Start SUPPLIED INFORMATION

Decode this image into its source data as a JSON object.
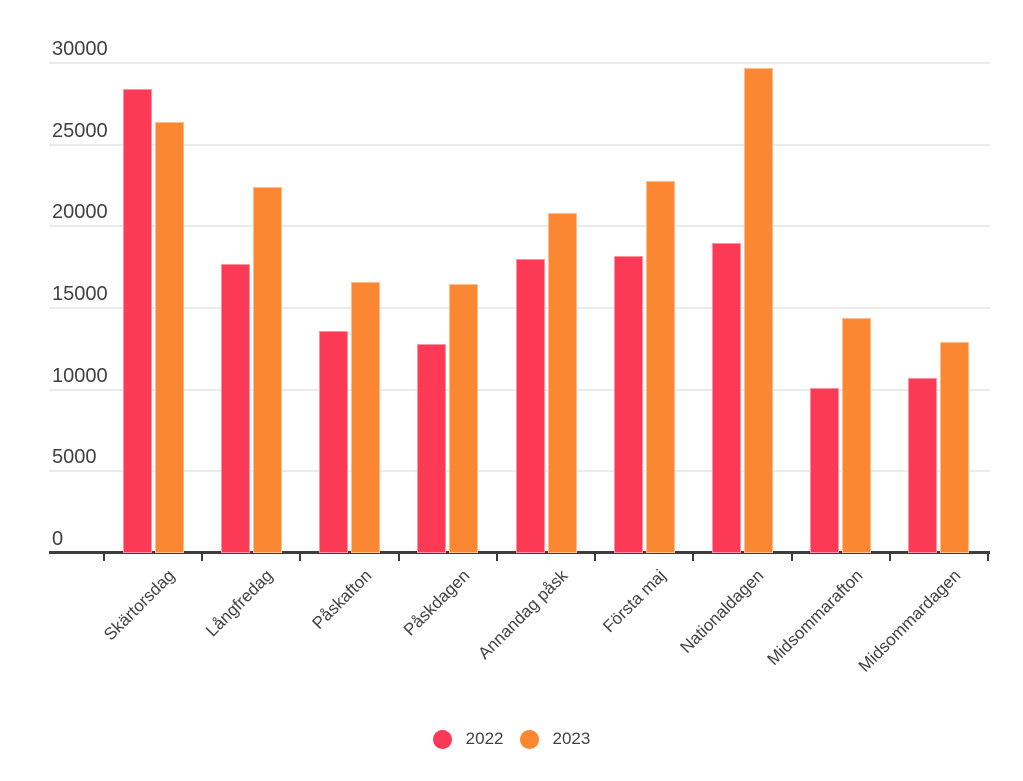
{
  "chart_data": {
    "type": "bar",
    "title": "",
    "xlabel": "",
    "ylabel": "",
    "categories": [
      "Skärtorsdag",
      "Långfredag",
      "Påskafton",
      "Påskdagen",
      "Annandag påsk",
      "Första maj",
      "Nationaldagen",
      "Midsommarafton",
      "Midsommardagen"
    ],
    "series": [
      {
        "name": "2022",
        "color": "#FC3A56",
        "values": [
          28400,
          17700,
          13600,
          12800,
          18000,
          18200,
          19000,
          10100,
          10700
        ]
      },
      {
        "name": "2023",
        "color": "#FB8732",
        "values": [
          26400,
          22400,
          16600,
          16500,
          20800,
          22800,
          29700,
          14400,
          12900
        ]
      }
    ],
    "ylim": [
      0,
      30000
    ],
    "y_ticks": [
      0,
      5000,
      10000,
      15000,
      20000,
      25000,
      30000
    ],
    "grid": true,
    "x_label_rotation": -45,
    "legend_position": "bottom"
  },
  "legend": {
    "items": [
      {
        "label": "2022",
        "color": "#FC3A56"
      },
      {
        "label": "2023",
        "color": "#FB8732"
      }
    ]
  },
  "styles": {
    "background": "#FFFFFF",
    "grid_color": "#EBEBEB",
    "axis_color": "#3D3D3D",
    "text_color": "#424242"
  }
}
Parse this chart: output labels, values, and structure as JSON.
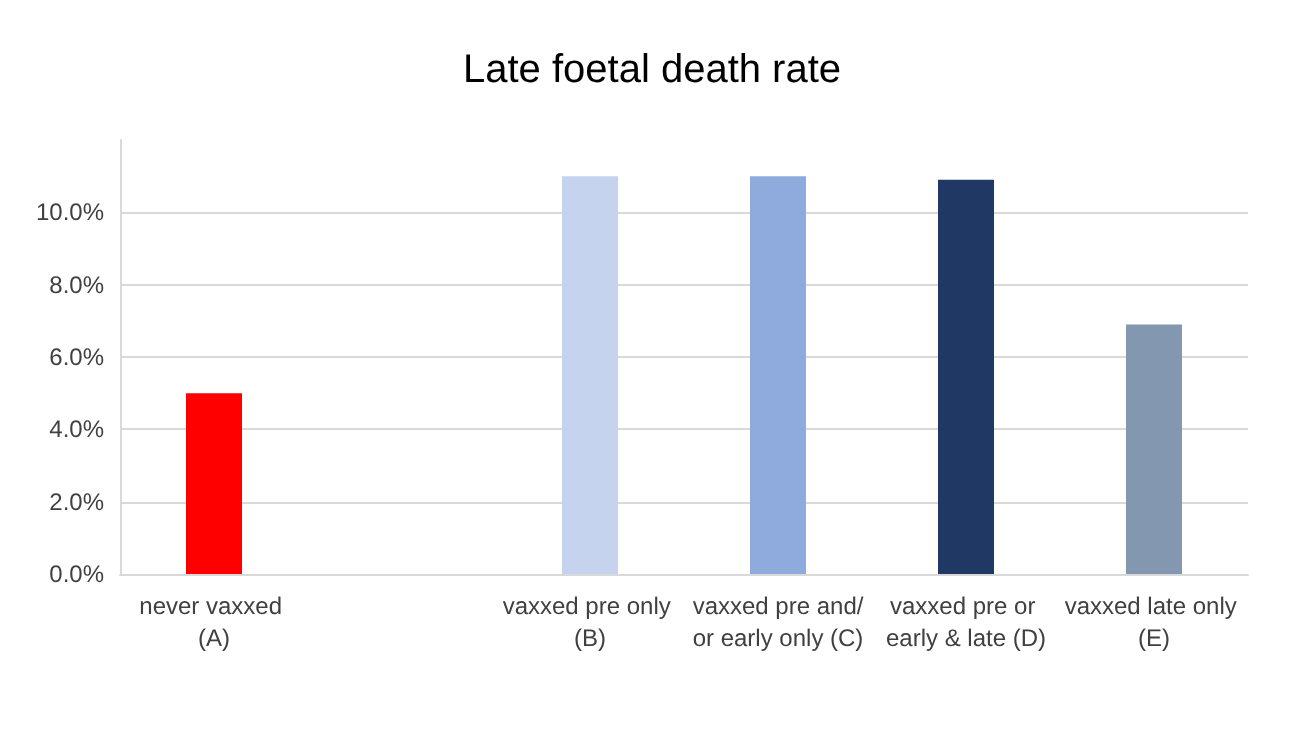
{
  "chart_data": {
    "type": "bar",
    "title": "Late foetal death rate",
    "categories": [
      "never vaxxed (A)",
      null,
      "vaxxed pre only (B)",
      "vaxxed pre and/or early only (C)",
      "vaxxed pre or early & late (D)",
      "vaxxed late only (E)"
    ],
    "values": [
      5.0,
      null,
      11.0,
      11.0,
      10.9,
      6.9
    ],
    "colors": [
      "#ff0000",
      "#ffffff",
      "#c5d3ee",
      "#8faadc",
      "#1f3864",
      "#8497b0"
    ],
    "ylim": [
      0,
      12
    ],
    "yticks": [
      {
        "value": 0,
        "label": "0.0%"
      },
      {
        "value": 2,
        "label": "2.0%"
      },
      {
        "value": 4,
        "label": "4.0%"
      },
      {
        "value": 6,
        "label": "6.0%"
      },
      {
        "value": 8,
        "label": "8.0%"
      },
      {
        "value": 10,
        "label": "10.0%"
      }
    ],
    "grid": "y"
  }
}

End SUPPLIED INFORMATION

▸ **AIM OF THE TASK**
Transcribe the preceding listing in its entirety and with exact wording, leaving out pictures.

▸ **WRITTEN REPLY**
Decode this image into its source data as a JSON object.
{
  "chart_data": {
    "type": "bar",
    "title": "",
    "xlabel": "",
    "ylabel": "",
    "categories": [
      "Skärtorsdag",
      "Långfredag",
      "Påskafton",
      "Påskdagen",
      "Annandag påsk",
      "Första maj",
      "Nationaldagen",
      "Midsommarafton",
      "Midsommardagen"
    ],
    "series": [
      {
        "name": "2022",
        "color": "#FC3A56",
        "values": [
          28400,
          17700,
          13600,
          12800,
          18000,
          18200,
          19000,
          10100,
          10700
        ]
      },
      {
        "name": "2023",
        "color": "#FB8732",
        "values": [
          26400,
          22400,
          16600,
          16500,
          20800,
          22800,
          29700,
          14400,
          12900
        ]
      }
    ],
    "ylim": [
      0,
      30000
    ],
    "y_ticks": [
      0,
      5000,
      10000,
      15000,
      20000,
      25000,
      30000
    ],
    "grid": true,
    "x_label_rotation": -45,
    "legend_position": "bottom"
  },
  "legend": {
    "items": [
      {
        "label": "2022",
        "color": "#FC3A56"
      },
      {
        "label": "2023",
        "color": "#FB8732"
      }
    ]
  },
  "styles": {
    "background": "#FFFFFF",
    "grid_color": "#EBEBEB",
    "axis_color": "#3D3D3D",
    "text_color": "#424242"
  }
}
Parse this chart: output labels, values, and structure as JSON.
{
  "chart_data": {
    "type": "bar",
    "title": "Late foetal death rate",
    "categories": [
      "never vaxxed (A)",
      null,
      "vaxxed pre only (B)",
      "vaxxed pre and/or early only (C)",
      "vaxxed pre or early & late (D)",
      "vaxxed late only (E)"
    ],
    "values": [
      5.0,
      null,
      11.0,
      11.0,
      10.9,
      6.9
    ],
    "colors": [
      "#ff0000",
      "#ffffff",
      "#c5d3ee",
      "#8faadc",
      "#1f3864",
      "#8497b0"
    ],
    "ylim": [
      0,
      12
    ],
    "yticks": [
      {
        "value": 0,
        "label": "0.0%"
      },
      {
        "value": 2,
        "label": "2.0%"
      },
      {
        "value": 4,
        "label": "4.0%"
      },
      {
        "value": 6,
        "label": "6.0%"
      },
      {
        "value": 8,
        "label": "8.0%"
      },
      {
        "value": 10,
        "label": "10.0%"
      }
    ],
    "grid": "y"
  }
}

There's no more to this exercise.